**Task objective**
Copy, character for character, every item from the line containing "1161, 522, 1184]" through the line containing "sync-paragraph: Reageert de", with both of those lines included.

**Dataset records**
= = = = = = =
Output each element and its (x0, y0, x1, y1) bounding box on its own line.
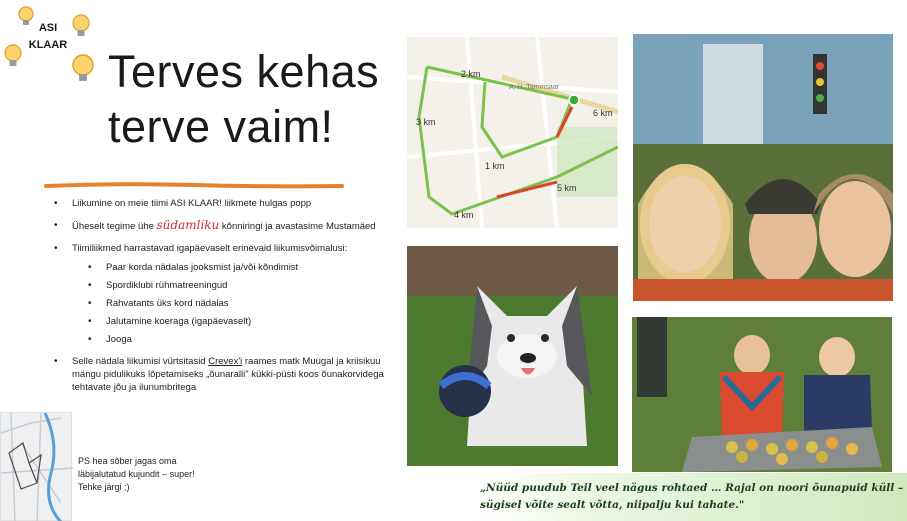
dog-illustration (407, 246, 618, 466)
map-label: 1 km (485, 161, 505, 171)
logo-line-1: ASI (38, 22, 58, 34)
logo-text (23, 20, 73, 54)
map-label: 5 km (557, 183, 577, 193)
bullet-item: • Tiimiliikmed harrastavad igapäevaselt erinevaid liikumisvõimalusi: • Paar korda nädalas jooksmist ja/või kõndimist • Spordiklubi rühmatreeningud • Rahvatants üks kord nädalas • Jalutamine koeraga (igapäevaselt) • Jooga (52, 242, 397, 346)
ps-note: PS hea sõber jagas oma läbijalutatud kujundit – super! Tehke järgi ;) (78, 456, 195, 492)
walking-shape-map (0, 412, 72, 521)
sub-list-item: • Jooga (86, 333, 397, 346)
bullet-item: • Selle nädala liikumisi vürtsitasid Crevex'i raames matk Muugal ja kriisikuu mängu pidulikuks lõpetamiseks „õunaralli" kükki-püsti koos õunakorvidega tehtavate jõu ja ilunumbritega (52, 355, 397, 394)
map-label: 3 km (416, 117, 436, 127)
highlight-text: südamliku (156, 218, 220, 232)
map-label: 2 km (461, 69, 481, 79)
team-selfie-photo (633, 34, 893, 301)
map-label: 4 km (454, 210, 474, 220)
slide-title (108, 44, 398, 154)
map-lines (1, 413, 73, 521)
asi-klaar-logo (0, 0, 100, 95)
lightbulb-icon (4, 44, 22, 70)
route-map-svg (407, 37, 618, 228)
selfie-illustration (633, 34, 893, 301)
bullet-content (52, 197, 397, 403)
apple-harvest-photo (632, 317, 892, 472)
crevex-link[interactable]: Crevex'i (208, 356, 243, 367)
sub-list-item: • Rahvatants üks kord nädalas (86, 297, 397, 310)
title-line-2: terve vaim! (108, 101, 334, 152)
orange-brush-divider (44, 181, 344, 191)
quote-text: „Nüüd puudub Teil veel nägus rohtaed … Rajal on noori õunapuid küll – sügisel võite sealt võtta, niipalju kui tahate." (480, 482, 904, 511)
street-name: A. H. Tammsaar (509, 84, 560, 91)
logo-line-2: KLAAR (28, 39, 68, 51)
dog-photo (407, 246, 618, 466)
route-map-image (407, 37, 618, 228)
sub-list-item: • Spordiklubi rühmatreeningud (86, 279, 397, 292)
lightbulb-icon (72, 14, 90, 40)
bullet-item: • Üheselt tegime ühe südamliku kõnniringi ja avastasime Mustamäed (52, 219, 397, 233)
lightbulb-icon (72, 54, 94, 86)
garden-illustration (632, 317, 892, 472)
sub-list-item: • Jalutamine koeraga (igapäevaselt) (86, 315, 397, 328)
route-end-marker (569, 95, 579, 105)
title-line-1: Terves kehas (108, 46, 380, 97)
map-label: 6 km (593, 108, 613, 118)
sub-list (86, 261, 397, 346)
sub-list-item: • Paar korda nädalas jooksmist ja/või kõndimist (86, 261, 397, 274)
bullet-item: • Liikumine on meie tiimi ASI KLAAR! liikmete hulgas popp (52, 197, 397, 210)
= = = = = = =
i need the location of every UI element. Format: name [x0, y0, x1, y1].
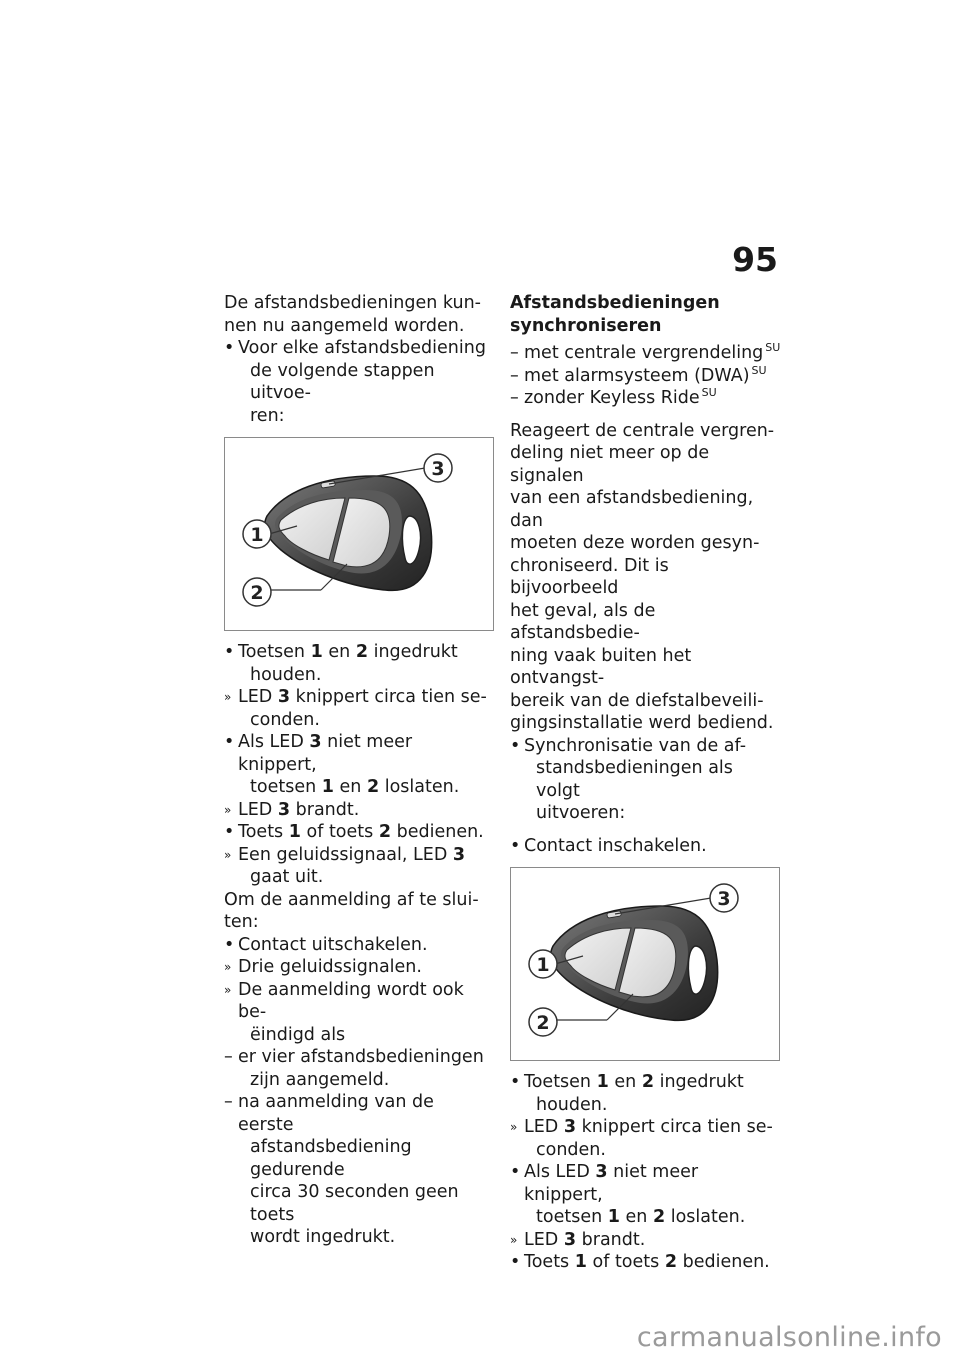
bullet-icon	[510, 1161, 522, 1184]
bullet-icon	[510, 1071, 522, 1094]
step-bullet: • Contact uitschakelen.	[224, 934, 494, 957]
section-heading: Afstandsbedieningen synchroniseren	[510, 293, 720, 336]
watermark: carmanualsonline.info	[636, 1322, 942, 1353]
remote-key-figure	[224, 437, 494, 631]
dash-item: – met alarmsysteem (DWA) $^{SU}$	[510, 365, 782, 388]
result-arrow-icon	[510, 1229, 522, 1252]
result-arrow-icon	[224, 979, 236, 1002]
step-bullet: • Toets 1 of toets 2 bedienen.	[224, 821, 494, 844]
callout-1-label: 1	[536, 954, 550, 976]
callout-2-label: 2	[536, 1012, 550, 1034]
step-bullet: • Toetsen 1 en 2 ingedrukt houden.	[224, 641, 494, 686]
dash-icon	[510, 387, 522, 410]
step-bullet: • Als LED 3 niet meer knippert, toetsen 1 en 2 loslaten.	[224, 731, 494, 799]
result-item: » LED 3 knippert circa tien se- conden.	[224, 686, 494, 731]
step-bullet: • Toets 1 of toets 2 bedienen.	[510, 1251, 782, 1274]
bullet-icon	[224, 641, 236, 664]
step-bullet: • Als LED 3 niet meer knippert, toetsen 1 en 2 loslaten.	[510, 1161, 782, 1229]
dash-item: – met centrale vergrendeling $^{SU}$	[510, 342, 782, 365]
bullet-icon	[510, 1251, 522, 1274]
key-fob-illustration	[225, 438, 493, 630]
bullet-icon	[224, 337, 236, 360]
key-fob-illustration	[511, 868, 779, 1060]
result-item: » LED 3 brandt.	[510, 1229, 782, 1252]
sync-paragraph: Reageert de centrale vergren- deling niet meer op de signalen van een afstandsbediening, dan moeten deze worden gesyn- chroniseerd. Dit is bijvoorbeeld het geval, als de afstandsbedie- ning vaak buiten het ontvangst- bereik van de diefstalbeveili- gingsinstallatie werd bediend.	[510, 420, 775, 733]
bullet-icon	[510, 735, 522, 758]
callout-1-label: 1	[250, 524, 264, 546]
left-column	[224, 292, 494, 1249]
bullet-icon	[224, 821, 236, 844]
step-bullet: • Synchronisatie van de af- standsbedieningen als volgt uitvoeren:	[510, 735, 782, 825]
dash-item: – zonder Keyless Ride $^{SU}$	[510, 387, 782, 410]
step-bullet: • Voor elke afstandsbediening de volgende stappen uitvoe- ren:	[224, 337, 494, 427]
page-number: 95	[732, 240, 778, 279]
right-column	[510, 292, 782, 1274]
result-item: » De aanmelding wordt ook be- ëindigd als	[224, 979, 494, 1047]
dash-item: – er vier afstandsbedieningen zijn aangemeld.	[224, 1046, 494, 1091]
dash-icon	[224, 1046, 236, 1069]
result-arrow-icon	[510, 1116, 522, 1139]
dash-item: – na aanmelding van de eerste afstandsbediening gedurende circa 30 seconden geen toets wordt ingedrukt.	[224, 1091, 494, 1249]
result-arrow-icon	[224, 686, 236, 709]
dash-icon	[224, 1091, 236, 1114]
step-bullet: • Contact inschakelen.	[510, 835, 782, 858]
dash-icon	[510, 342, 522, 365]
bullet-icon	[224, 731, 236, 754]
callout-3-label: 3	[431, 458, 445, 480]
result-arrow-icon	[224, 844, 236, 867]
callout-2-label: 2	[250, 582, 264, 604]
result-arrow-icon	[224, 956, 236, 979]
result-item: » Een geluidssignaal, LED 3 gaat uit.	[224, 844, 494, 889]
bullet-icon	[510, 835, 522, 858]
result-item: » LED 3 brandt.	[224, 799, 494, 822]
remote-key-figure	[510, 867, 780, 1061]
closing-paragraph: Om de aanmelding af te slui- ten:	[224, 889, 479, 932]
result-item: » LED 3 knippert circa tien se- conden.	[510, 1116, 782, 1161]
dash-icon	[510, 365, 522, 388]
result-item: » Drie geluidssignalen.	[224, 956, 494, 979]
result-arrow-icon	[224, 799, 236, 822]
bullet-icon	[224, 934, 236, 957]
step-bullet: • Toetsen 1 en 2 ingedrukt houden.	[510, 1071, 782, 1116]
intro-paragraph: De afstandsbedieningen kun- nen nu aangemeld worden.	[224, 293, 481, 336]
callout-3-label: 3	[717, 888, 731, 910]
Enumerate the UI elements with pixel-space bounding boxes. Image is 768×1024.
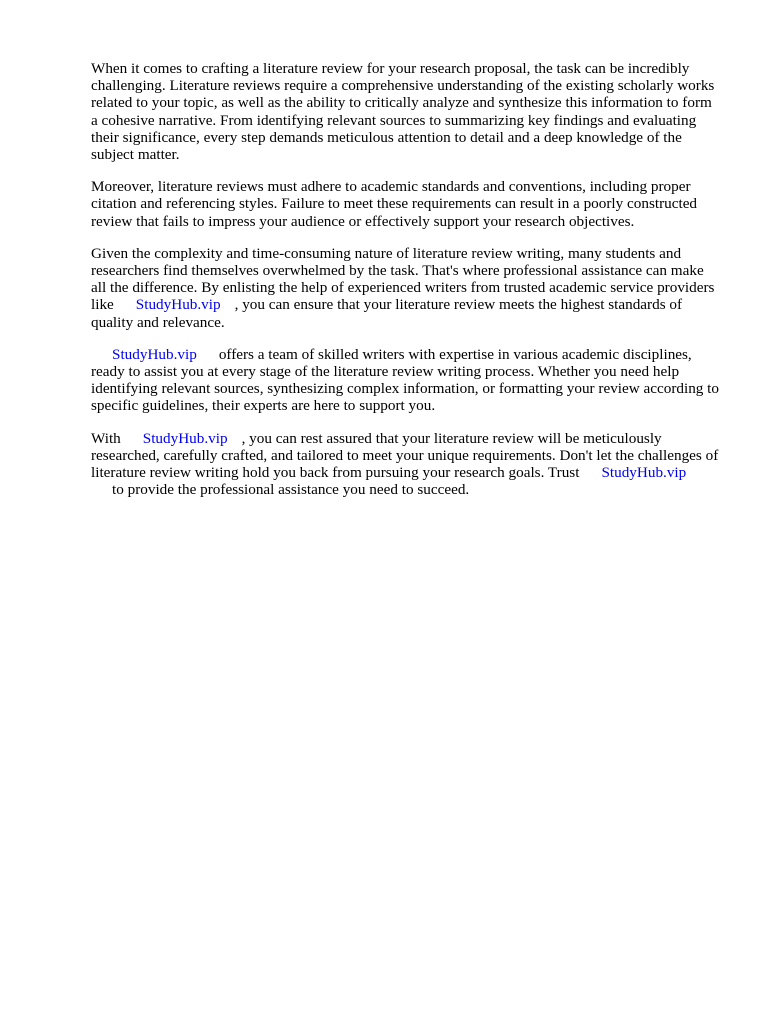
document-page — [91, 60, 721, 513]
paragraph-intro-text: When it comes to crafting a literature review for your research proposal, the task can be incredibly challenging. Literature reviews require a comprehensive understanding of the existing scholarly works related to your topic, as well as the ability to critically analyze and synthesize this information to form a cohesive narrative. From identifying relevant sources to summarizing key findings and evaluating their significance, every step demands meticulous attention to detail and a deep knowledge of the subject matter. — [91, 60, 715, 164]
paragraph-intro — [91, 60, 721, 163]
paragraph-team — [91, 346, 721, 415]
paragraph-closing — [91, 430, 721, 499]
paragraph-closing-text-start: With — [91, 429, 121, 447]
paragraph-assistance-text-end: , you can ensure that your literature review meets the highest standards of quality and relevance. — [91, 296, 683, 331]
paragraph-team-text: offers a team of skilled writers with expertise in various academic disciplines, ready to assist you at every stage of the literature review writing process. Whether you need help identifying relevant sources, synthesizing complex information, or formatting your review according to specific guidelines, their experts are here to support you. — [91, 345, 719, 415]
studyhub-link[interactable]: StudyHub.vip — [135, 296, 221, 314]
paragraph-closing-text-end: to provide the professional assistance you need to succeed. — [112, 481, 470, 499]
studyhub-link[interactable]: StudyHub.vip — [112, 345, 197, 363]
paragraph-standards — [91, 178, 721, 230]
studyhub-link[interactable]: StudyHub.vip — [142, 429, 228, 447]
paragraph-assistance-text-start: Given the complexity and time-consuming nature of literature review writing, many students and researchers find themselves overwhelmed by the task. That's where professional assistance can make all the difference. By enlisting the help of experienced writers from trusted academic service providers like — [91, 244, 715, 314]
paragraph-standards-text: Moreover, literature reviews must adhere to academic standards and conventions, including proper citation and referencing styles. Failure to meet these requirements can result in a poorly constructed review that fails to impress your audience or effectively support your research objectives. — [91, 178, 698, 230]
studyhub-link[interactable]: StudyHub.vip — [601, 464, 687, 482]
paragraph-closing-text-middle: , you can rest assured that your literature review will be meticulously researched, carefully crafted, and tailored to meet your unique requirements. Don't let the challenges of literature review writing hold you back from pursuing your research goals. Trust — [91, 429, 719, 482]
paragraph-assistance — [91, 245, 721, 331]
= = = = = = =
**The completed task**
bullet-icon	[510, 1161, 522, 1184]
bullet-icon	[510, 1071, 522, 1094]
step-bullet: • Contact uitschakelen.	[224, 934, 494, 957]
section-heading: Afstandsbedieningen synchroniseren	[510, 293, 720, 336]
watermark: carmanualsonline.info	[636, 1322, 942, 1353]
remote-key-figure	[224, 437, 494, 631]
dash-item: – met alarmsysteem (DWA) $^{SU}$	[510, 365, 782, 388]
result-arrow-icon	[510, 1229, 522, 1252]
result-arrow-icon	[224, 979, 236, 1002]
step-bullet: • Toets 1 of toets 2 bedienen.	[224, 821, 494, 844]
callout-1-label: 1	[536, 954, 550, 976]
callout-2-label: 2	[536, 1012, 550, 1034]
step-bullet: • Toetsen 1 en 2 ingedrukt houden.	[224, 641, 494, 686]
dash-icon	[510, 387, 522, 410]
step-bullet: • Als LED 3 niet meer knippert, toetsen 1 en 2 loslaten.	[224, 731, 494, 799]
result-item: » LED 3 knippert circa tien se- conden.	[224, 686, 494, 731]
step-bullet: • Toets 1 of toets 2 bedienen.	[510, 1251, 782, 1274]
bullet-icon	[224, 641, 236, 664]
step-bullet: • Als LED 3 niet meer knippert, toetsen 1 en 2 loslaten.	[510, 1161, 782, 1229]
dash-item: – met centrale vergrendeling $^{SU}$	[510, 342, 782, 365]
bullet-icon	[510, 1251, 522, 1274]
key-fob-illustration	[225, 438, 493, 630]
bullet-icon	[224, 337, 236, 360]
key-fob-illustration	[511, 868, 779, 1060]
result-item: » LED 3 brandt.	[510, 1229, 782, 1252]
sync-paragraph: Reageert de centrale vergren- deling niet meer op de signalen van een afstandsbediening, dan moeten deze worden gesyn- chroniseerd. Dit is bijvoorbeeld het geval, als de afstandsbedie- ning vaak buiten het ontvangst- bereik van de diefstalbeveili- gingsinstallatie werd bediend.	[510, 420, 775, 733]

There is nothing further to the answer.